> _Saved data entries_:
═══
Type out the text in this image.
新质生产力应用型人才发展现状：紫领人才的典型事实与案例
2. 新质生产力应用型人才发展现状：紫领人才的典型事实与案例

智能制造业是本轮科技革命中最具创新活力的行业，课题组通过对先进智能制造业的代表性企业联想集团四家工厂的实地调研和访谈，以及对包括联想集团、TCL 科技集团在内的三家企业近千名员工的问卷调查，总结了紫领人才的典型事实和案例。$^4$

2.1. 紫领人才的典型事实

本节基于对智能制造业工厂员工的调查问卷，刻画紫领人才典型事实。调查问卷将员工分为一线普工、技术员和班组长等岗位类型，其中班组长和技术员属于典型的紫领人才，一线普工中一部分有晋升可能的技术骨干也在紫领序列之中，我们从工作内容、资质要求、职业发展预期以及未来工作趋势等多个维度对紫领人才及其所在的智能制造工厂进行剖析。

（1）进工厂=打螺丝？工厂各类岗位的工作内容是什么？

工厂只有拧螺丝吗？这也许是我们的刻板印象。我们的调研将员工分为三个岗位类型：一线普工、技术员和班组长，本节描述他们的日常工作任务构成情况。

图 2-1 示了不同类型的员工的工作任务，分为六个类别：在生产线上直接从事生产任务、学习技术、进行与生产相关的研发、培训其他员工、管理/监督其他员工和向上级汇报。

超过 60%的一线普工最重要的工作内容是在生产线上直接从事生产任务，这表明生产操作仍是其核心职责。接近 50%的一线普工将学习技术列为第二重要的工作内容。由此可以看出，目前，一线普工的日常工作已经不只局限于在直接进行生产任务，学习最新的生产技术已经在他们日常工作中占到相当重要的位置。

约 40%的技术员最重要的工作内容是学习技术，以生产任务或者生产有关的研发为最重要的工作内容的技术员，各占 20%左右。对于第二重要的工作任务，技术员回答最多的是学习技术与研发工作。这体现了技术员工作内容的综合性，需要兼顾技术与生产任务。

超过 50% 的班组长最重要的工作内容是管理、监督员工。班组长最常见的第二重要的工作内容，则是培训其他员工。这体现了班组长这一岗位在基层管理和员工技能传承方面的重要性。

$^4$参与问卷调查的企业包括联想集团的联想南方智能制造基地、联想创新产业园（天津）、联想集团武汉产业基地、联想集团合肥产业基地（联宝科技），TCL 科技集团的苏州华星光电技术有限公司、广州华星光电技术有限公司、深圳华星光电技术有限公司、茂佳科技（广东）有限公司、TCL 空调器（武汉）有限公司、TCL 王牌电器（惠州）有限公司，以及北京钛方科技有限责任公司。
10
═══
> _REQUIREMENT_:
Copy out all of the records above with nothing altered.

> _REPLY_:
Type out the text in this image.
新质生产力应用型人才发展现状：紫领人才的典型事实与案例
2. 新质生产力应用型人才发展现状：紫领人才的典型事实与案例

智能制造业是本轮科技革命中最具创新活力的行业，课题组通过对先进智能制造业的代表性企业联想集团四家工厂的实地调研和访谈，以及对包括联想集团、TCL 科技集团在内的三家企业近千名员工的问卷调查，总结了紫领人才的典型事实和案例。$^4$

2.1. 紫领人才的典型事实

本节基于对智能制造业工厂员工的调查问卷，刻画紫领人才典型事实。调查问卷将员工分为一线普工、技术员和班组长等岗位类型，其中班组长和技术员属于典型的紫领人才，一线普工中一部分有晋升可能的技术骨干也在紫领序列之中，我们从工作内容、资质要求、职业发展预期以及未来工作趋势等多个维度对紫领人才及其所在的智能制造工厂进行剖析。

（1）进工厂=打螺丝？工厂各类岗位的工作内容是什么？

工厂只有拧螺丝吗？这也许是我们的刻板印象。我们的调研将员工分为三个岗位类型：一线普工、技术员和班组长，本节描述他们的日常工作任务构成情况。

图 2-1 示了不同类型的员工的工作任务，分为六个类别：在生产线上直接从事生产任务、学习技术、进行与生产相关的研发、培训其他员工、管理/监督其他员工和向上级汇报。

超过 60%的一线普工最重要的工作内容是在生产线上直接从事生产任务，这表明生产操作仍是其核心职责。接近 50%的一线普工将学习技术列为第二重要的工作内容。由此可以看出，目前，一线普工的日常工作已经不只局限于在直接进行生产任务，学习最新的生产技术已经在他们日常工作中占到相当重要的位置。

约 40%的技术员最重要的工作内容是学习技术，以生产任务或者生产有关的研发为最重要的工作内容的技术员，各占 20%左右。对于第二重要的工作任务，技术员回答最多的是学习技术与研发工作。这体现了技术员工作内容的综合性，需要兼顾技术与生产任务。

超过 50% 的班组长最重要的工作内容是管理、监督员工。班组长最常见的第二重要的工作内容，则是培训其他员工。这体现了班组长这一岗位在基层管理和员工技能传承方面的重要性。

$^4$参与问卷调查的企业包括联想集团的联想南方智能制造基地、联想创新产业园（天津）、联想集团武汉产业基地、联想集团合肥产业基地（联宝科技），TCL 科技集团的苏州华星光电技术有限公司、广州华星光电技术有限公司、深圳华星光电技术有限公司、茂佳科技（广东）有限公司、TCL 空调器（武汉）有限公司、TCL 王牌电器（惠州）有限公司，以及北京钛方科技有限责任公司。
10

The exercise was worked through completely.